§ **Stored data**:
******************************

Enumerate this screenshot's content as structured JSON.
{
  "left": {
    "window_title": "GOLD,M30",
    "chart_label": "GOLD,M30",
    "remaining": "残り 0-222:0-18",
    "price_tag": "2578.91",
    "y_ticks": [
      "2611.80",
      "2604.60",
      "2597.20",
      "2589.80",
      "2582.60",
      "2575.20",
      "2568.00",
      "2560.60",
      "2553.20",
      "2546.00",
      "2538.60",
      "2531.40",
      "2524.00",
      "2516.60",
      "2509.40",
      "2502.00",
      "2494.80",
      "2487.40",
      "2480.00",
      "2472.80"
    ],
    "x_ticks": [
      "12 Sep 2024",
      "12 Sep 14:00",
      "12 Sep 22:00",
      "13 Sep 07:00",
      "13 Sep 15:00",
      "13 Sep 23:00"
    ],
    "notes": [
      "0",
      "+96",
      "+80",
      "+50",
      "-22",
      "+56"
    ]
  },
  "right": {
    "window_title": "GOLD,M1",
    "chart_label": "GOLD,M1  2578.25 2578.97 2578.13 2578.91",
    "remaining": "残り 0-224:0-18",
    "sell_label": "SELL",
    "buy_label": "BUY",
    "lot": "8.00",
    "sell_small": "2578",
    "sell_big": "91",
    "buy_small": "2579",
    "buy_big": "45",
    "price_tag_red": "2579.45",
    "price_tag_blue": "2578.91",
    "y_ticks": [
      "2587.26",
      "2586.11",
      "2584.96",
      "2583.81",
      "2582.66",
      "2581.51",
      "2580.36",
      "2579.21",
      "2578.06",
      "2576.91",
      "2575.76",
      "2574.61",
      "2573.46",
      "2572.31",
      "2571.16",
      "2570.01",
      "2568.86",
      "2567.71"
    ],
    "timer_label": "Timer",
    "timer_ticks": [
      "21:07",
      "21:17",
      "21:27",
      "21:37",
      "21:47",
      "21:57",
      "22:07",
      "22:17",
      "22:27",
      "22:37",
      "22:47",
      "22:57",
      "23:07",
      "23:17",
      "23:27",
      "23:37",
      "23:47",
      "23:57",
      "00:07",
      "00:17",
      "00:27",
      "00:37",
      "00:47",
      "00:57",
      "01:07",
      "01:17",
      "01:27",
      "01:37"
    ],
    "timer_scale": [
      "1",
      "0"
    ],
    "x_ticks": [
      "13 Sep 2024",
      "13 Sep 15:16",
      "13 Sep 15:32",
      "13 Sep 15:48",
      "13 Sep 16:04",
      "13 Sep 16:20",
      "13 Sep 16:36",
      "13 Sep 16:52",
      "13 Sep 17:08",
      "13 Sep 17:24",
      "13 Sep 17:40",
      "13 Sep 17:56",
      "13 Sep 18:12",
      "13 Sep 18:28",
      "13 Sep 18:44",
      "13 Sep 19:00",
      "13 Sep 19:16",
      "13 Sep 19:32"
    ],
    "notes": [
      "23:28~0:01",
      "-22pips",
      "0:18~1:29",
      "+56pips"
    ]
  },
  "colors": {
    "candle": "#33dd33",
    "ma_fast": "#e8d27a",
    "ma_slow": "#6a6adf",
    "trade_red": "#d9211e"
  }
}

******************************

§ **WRITTEN EXERCISE**: Please list every line of the records that contains "GOLD".

§ **SOLUTION**:
    "window_title": "GOLD,M30",
    "chart_label": "GOLD,M30",
    "window_title": "GOLD,M1",
    "chart_label": "GOLD,M1  2578.25 2578.97 2578.13 2578.91",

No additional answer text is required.